Task brief. Scan the data. Collect each line that contains the word "desc".
[Supplied information start]
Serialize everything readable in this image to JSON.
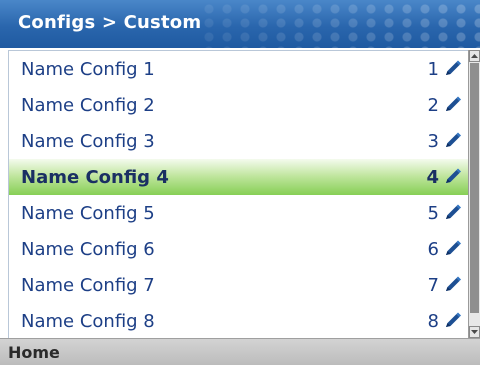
{
  "header": {
    "title": "Configs > Custom"
  },
  "list": {
    "selected_index": 3,
    "rows": [
      {
        "name": "Name Config 1",
        "number": "1"
      },
      {
        "name": "Name Config 2",
        "number": "2"
      },
      {
        "name": "Name Config 3",
        "number": "3"
      },
      {
        "name": "Name Config 4",
        "number": "4"
      },
      {
        "name": "Name Config 5",
        "number": "5"
      },
      {
        "name": "Name Config 6",
        "number": "6"
      },
      {
        "name": "Name Config 7",
        "number": "7"
      },
      {
        "name": "Name Config 8",
        "number": "8"
      }
    ]
  },
  "footer": {
    "home_label": "Home"
  },
  "colors": {
    "header_blue": "#2a66ad",
    "list_text_blue": "#1d3f86",
    "selected_green": "#86cf55"
  },
  "icons": {
    "row_action": "pencil-icon"
  }
}
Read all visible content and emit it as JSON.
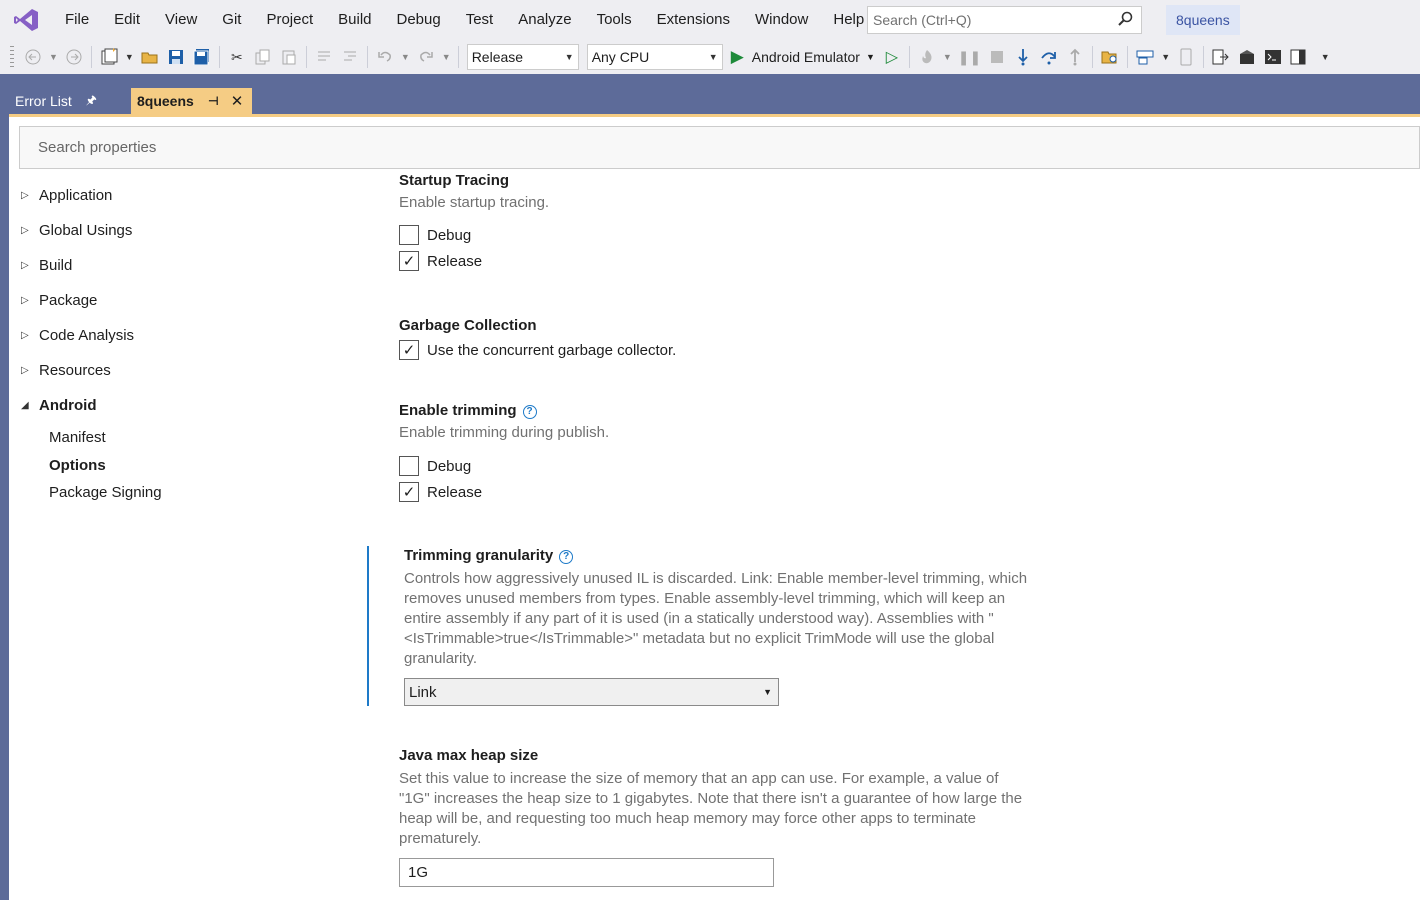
{
  "menubar": {
    "items": [
      "File",
      "Edit",
      "View",
      "Git",
      "Project",
      "Build",
      "Debug",
      "Test",
      "Analyze",
      "Tools",
      "Extensions",
      "Window",
      "Help"
    ],
    "search_placeholder": "Search (Ctrl+Q)",
    "project_name": "8queens"
  },
  "toolbar": {
    "configuration": "Release",
    "platform": "Any CPU",
    "run_target": "Android Emulator"
  },
  "tabs": {
    "error_list": "Error List",
    "active": "8queens"
  },
  "properties": {
    "search_placeholder": "Search properties",
    "nav": {
      "application": "Application",
      "global_usings": "Global Usings",
      "build": "Build",
      "package": "Package",
      "code_analysis": "Code Analysis",
      "resources": "Resources",
      "android": "Android",
      "manifest": "Manifest",
      "options": "Options",
      "package_signing": "Package Signing"
    },
    "startup_tracing": {
      "title": "Startup Tracing",
      "desc": "Enable startup tracing.",
      "debug_label": "Debug",
      "debug_checked": false,
      "release_label": "Release",
      "release_checked": true
    },
    "garbage_collection": {
      "title": "Garbage Collection",
      "concurrent_label": "Use the concurrent garbage collector.",
      "concurrent_checked": true
    },
    "trimming": {
      "title": "Enable trimming",
      "desc": "Enable trimming during publish.",
      "debug_label": "Debug",
      "debug_checked": false,
      "release_label": "Release",
      "release_checked": true
    },
    "trimming_granularity": {
      "title": "Trimming granularity",
      "desc": "Controls how aggressively unused IL is discarded. Link: Enable member-level trimming, which removes unused members from types. Enable assembly-level trimming, which will keep an entire assembly if any part of it is used (in a statically understood way). Assemblies with \"<IsTrimmable>true</IsTrimmable>\" metadata but no explicit TrimMode will use the global granularity.",
      "value": "Link"
    },
    "java_heap": {
      "title": "Java max heap size",
      "desc": "Set this value to increase the size of memory that an app can use. For example, a value of \"1G\" increases the heap size to 1 gigabytes. Note that there isn't a guarantee of how large the heap will be, and requesting too much heap memory may force other apps to terminate prematurely.",
      "value": "1G"
    }
  },
  "colors": {
    "accent": "#1e7ac8",
    "tab_active": "#f5cc84",
    "chrome": "#5d6b99",
    "run_green": "#1e8a3a"
  }
}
[Supplied information end]
Result for this task.
      "desc": "Enable startup tracing.",
      "desc": "Enable trimming during publish.",
      "desc": "Controls how aggressively unused IL is discarded. Link: Enable member-level trimming, which removes unused members from types. Enable assembly-level trimming, which will keep an entire assembly if any part of it is used (in a statically understood way). Assemblies with \"<IsTrimmable>true</IsTrimmable>\" metadata but no explicit TrimMode will use the global granularity.",
      "desc": "Set this value to increase the size of memory that an app can use. For example, a value of \"1G\" increases the heap size to 1 gigabytes. Note that there isn't a guarantee of how large the heap will be, and requesting too much heap memory may force other apps to terminate prematurely.",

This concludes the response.